◆ Things to do ◆
[1] Answer these questions using the passage on Porsche's LMP1 program:
(a) How many poles did Porsche score in the 2014 season?
(b) What title does the passage give Fritz Enzinger?
(c) How many people does Enzinger say the team assembled?
[2] Continue the passage on Porsche's LMP1 program from its final sentence.
─── Page extract ───
The 2014 season saw Porsche score four poles and a race win before embarking on a remarkable three-year stretch from 2015 to 2017, in which they scored three straight 24 Hours of Le Mans wins and three straight WEC driver and manufacturer championships (they wrapped the 2017 titles at the previous race in Shanghai.

Fritz Enzinger, Vice President of the LMP1 effort, detailed that the early days of the program were a little rocky, given the complex hybrid technology they were working with, but that they were able to find their stride relatively quickly.

“Back then (in 2014), we developed from zero a highly complex hybrid racecar on a Formula One level. The early days were extremely demanding, especially as we had to set up the infrastructure, including new buildings, at the same time, plus assembling a team of 260 excellent people. The timing was really tight and the 2014 Le Mans race came way too early for us. But since then, we have managed maximum success. I’m incredibly proud of this team and I hope that we can conclude the era of the Porsche 919 Hybrid with a good race in Bahrain.”
─── Input data ───
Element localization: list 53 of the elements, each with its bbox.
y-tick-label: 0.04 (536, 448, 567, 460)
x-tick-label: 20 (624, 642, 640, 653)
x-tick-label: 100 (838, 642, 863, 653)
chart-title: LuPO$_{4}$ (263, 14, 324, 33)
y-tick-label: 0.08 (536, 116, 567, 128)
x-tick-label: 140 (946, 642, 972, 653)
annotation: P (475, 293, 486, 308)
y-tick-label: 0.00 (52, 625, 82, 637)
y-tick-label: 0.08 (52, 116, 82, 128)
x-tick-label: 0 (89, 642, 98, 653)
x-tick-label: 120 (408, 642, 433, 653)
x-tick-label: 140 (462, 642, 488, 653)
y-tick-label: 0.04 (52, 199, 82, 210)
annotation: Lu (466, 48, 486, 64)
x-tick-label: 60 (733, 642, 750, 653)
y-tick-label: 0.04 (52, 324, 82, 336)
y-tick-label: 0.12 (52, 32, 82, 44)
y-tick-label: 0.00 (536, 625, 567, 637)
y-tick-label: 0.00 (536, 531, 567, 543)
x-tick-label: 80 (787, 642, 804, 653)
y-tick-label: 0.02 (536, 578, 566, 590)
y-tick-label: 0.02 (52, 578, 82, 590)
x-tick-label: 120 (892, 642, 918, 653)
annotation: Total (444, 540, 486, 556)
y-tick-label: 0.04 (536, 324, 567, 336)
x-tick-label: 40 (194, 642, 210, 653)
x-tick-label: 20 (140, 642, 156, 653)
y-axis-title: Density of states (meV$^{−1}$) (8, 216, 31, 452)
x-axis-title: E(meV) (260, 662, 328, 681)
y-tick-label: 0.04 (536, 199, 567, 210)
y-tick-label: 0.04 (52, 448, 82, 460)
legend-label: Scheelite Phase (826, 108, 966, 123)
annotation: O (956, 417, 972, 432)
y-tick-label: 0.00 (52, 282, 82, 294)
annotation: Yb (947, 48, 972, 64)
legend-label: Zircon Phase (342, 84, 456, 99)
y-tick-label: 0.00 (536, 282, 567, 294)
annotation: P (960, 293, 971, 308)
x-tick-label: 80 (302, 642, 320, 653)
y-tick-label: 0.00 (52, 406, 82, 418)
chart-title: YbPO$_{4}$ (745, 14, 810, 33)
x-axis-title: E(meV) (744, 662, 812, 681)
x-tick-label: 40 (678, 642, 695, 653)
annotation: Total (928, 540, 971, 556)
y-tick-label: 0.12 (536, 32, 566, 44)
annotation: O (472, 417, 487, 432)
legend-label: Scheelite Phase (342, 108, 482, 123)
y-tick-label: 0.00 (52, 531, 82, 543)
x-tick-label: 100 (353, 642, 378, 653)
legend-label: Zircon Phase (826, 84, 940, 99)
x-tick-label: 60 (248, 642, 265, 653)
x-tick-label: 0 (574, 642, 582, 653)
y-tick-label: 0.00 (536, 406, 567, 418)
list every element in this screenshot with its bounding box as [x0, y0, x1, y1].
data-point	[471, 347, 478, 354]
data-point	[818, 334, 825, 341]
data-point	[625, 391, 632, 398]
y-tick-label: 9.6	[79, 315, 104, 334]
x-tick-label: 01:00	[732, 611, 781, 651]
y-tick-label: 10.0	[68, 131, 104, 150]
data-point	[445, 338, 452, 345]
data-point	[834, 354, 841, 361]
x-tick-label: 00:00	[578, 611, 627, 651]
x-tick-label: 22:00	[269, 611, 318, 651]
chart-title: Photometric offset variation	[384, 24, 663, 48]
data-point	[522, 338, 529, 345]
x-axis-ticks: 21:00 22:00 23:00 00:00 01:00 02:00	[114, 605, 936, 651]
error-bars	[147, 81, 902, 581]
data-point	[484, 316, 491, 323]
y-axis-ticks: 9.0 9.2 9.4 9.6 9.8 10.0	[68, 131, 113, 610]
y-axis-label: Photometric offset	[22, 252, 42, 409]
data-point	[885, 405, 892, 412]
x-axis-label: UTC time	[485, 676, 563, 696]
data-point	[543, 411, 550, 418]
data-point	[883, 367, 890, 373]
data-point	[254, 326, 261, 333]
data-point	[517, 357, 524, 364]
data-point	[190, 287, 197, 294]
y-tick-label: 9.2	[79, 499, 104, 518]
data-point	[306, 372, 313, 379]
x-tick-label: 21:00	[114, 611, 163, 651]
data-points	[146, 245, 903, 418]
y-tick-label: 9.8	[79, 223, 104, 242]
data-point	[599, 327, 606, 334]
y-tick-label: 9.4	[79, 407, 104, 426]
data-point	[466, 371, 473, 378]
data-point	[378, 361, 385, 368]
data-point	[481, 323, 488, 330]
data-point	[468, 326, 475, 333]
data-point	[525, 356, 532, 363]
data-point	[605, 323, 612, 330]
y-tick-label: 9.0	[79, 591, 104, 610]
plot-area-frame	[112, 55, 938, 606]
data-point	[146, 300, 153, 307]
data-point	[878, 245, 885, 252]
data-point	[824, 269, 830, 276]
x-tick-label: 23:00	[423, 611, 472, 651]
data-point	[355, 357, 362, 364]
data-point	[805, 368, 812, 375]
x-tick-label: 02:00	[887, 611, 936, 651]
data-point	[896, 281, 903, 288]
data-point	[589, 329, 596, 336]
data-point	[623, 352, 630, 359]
───
◆ Answers for the exercise ◆
[1]
(a) Four
(b) Vice President of the LMP1 effort
(c) 260

[2]
Team principal Andreas Seidl added that having the championships wrapped up will make the final weekend more enjoyable, as they won’t have the pressure of racing with the championships in mind.

“I feel a big relief that the pressure of defending the manufacturers’ and drivers’ world championship titles is resolved before our last race. The emotions of the farewell under the stress of the title battle would have been extremely hard for the team,” Seidl revealed.

Further, he added that Toyota’s TS050, which debuted last year, made their task all the more challenging as they worked to developed the Porsche 919 Hybrid –  the same basic car that they launched in 2014.

“In Toyota this year, we are facing a competitor who developed an all-new car for 2016. We, instead, kept developing our existing car. That we still won Le Mans as well as both championship titles is thanks to outstanding driver performances, many detailed improvements and the operational strength of our team,” Seidl asserted. “Now we have to get ourselves together and focus on this last race. We want to leave the stage not only as world champions but also with a performance that is satisfying for all of us. Six hours of reliability and faultless work are big challenges of men and machine. Safety has the highest priority. Only after the checkered flag can we allow our reflective feelings to break through.”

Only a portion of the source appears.